Task details - Produce the listing below again, exactly as shown.

[Data entries]
──────────

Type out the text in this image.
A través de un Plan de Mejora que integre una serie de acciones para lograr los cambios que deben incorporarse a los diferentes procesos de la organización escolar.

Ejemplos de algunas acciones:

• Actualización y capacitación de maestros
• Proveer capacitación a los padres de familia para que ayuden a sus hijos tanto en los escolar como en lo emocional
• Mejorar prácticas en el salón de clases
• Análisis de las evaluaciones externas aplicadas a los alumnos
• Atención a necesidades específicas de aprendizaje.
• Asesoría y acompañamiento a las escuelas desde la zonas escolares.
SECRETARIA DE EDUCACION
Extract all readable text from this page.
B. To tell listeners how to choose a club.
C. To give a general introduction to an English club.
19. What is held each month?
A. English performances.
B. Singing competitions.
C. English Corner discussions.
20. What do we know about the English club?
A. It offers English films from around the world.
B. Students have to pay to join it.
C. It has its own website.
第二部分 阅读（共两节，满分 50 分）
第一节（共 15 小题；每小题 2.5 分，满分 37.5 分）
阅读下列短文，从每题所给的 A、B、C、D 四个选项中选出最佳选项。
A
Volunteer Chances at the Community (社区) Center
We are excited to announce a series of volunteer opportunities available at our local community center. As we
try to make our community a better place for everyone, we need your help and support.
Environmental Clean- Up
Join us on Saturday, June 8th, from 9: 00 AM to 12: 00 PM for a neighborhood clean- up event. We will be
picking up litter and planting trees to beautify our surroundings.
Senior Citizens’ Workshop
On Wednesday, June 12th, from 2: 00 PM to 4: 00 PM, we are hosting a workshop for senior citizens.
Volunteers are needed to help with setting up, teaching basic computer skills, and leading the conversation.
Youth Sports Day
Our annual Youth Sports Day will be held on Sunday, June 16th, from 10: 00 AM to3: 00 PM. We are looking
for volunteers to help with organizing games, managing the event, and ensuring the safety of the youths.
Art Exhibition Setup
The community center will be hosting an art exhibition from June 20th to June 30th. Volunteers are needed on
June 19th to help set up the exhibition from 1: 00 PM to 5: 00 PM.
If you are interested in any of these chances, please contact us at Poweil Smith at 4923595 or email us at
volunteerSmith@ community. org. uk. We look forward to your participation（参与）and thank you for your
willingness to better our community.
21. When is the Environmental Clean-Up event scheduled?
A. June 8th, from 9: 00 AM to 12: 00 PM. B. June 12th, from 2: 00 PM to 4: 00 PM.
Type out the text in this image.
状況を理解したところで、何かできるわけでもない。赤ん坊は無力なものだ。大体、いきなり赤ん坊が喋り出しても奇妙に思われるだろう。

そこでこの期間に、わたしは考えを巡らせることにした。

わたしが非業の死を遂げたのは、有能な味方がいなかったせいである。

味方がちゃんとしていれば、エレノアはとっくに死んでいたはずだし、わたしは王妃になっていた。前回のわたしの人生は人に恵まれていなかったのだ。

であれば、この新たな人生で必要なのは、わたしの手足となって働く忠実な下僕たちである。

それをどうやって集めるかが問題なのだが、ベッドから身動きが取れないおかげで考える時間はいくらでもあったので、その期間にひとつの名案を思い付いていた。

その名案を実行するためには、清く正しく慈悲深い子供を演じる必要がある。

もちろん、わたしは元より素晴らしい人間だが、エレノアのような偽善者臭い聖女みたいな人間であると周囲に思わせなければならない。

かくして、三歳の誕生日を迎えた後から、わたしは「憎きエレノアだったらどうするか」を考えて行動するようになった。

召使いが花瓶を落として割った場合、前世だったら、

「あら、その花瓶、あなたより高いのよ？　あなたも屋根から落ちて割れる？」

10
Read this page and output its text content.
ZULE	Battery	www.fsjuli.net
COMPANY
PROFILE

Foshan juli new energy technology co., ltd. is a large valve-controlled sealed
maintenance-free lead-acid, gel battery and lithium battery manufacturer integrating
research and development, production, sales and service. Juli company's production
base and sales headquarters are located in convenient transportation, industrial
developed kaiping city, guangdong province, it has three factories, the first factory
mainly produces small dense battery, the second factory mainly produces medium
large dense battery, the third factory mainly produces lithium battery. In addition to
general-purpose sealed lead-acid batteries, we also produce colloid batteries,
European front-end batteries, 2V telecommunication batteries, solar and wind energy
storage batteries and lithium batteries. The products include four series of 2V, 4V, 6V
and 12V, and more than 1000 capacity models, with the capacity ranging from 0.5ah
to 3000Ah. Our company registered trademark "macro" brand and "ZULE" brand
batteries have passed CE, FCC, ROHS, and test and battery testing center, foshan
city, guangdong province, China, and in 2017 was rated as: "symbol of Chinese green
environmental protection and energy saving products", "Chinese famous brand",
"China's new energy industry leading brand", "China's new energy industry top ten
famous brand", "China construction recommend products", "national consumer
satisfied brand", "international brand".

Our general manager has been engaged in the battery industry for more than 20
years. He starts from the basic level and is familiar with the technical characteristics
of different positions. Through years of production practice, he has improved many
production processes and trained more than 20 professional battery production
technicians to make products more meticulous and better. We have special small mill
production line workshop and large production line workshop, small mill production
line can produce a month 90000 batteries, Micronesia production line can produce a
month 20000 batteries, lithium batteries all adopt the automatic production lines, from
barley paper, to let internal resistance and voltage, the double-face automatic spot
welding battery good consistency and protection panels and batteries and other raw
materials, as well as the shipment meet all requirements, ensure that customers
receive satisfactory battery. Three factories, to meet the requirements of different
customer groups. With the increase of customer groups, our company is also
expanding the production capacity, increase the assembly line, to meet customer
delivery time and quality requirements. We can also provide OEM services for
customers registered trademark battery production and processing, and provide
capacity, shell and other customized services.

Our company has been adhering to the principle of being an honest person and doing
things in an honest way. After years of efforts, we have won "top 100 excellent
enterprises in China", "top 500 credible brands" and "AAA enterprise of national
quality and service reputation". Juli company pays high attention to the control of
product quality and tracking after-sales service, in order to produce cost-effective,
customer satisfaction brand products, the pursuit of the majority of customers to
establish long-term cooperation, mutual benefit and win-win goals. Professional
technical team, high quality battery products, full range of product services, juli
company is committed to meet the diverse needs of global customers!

──────────

Full answer -
Type out the text in this image.
A través de un Plan de Mejora que integre una serie de acciones para lograr los cambios que deben incorporarse a los diferentes procesos de la organización escolar.

Ejemplos de algunas acciones:

• Actualización y capacitación de maestros
• Proveer capacitación a los padres de familia para que ayuden a sus hijos tanto en los escolar como en lo emocional
• Mejorar prácticas en el salón de clases
• Análisis de las evaluaciones externas aplicadas a los alumnos
• Atención a necesidades específicas de aprendizaje.
• Asesoría y acompañamiento a las escuelas desde la zonas escolares.
SECRETARIA DE EDUCACION
Extract all readable text from this page.
B. To tell listeners how to choose a club.
C. To give a general introduction to an English club.
19. What is held each month?
A. English performances.
B. Singing competitions.
C. English Corner discussions.
20. What do we know about the English club?
A. It offers English films from around the world.
B. Students have to pay to join it.
C. It has its own website.
第二部分 阅读（共两节，满分 50 分）
第一节（共 15 小题；每小题 2.5 分，满分 37.5 分）
阅读下列短文，从每题所给的 A、B、C、D 四个选项中选出最佳选项。
A
Volunteer Chances at the Community (社区) Center
We are excited to announce a series of volunteer opportunities available at our local community center. As we
try to make our community a better place for everyone, we need your help and support.
Environmental Clean- Up
Join us on Saturday, June 8th, from 9: 00 AM to 12: 00 PM for a neighborhood clean- up event. We will be
picking up litter and planting trees to beautify our surroundings.
Senior Citizens’ Workshop
On Wednesday, June 12th, from 2: 00 PM to 4: 00 PM, we are hosting a workshop for senior citizens.
Volunteers are needed to help with setting up, teaching basic computer skills, and leading the conversation.
Youth Sports Day
Our annual Youth Sports Day will be held on Sunday, June 16th, from 10: 00 AM to3: 00 PM. We are looking
for volunteers to help with organizing games, managing the event, and ensuring the safety of the youths.
Art Exhibition Setup
The community center will be hosting an art exhibition from June 20th to June 30th. Volunteers are needed on
June 19th to help set up the exhibition from 1: 00 PM to 5: 00 PM.
If you are interested in any of these chances, please contact us at Poweil Smith at 4923595 or email us at
volunteerSmith@ community. org. uk. We look forward to your participation（参与）and thank you for your
willingness to better our community.
21. When is the Environmental Clean-Up event scheduled?
A. June 8th, from 9: 00 AM to 12: 00 PM. B. June 12th, from 2: 00 PM to 4: 00 PM.
Type out the text in this image.
状況を理解したところで、何かできるわけでもない。赤ん坊は無力なものだ。大体、いきなり赤ん坊が喋り出しても奇妙に思われるだろう。

そこでこの期間に、わたしは考えを巡らせることにした。

わたしが非業の死を遂げたのは、有能な味方がいなかったせいである。

味方がちゃんとしていれば、エレノアはとっくに死んでいたはずだし、わたしは王妃になっていた。前回のわたしの人生は人に恵まれていなかったのだ。

であれば、この新たな人生で必要なのは、わたしの手足となって働く忠実な下僕たちである。

それをどうやって集めるかが問題なのだが、ベッドから身動きが取れないおかげで考える時間はいくらでもあったので、その期間にひとつの名案を思い付いていた。

その名案を実行するためには、清く正しく慈悲深い子供を演じる必要がある。

もちろん、わたしは元より素晴らしい人間だが、エレノアのような偽善者臭い聖女みたいな人間であると周囲に思わせなければならない。

かくして、三歳の誕生日を迎えた後から、わたしは「憎きエレノアだったらどうするか」を考えて行動するようになった。

召使いが花瓶を落として割った場合、前世だったら、

「あら、その花瓶、あなたより高いのよ？　あなたも屋根から落ちて割れる？」

10
Read this page and output its text content.
ZULE	Battery	www.fsjuli.net
COMPANY
PROFILE

Foshan juli new energy technology co., ltd. is a large valve-controlled sealed
maintenance-free lead-acid, gel battery and lithium battery manufacturer integrating
research and development, production, sales and service. Juli company's production
base and sales headquarters are located in convenient transportation, industrial
developed kaiping city, guangdong province, it has three factories, the first factory
mainly produces small dense battery, the second factory mainly produces medium
large dense battery, the third factory mainly produces lithium battery. In addition to
general-purpose sealed lead-acid batteries, we also produce colloid batteries,
European front-end batteries, 2V telecommunication batteries, solar and wind energy
storage batteries and lithium batteries. The products include four series of 2V, 4V, 6V
and 12V, and more than 1000 capacity models, with the capacity ranging from 0.5ah
to 3000Ah. Our company registered trademark "macro" brand and "ZULE" brand
batteries have passed CE, FCC, ROHS, and test and battery testing center, foshan
city, guangdong province, China, and in 2017 was rated as: "symbol of Chinese green
environmental protection and energy saving products", "Chinese famous brand",
"China's new energy industry leading brand", "China's new energy industry top ten
famous brand", "China construction recommend products", "national consumer
satisfied brand", "international brand".

Our general manager has been engaged in the battery industry for more than 20
years. He starts from the basic level and is familiar with the technical characteristics
of different positions. Through years of production practice, he has improved many
production processes and trained more than 20 professional battery production
technicians to make products more meticulous and better. We have special small mill
production line workshop and large production line workshop, small mill production
line can produce a month 90000 batteries, Micronesia production line can produce a
month 20000 batteries, lithium batteries all adopt the automatic production lines, from
barley paper, to let internal resistance and voltage, the double-face automatic spot
welding battery good consistency and protection panels and batteries and other raw
materials, as well as the shipment meet all requirements, ensure that customers
receive satisfactory battery. Three factories, to meet the requirements of different
customer groups. With the increase of customer groups, our company is also
expanding the production capacity, increase the assembly line, to meet customer
delivery time and quality requirements. We can also provide OEM services for
customers registered trademark battery production and processing, and provide
capacity, shell and other customized services.

Our company has been adhering to the principle of being an honest person and doing
things in an honest way. After years of efforts, we have won "top 100 excellent
enterprises in China", "top 500 credible brands" and "AAA enterprise of national
quality and service reputation". Juli company pays high attention to the control of
product quality and tracking after-sales service, in order to produce cost-effective,
customer satisfaction brand products, the pursuit of the majority of customers to
establish long-term cooperation, mutual benefit and win-win goals. Professional
technical team, high quality battery products, full range of product services, juli
company is committed to meet the diverse needs of global customers!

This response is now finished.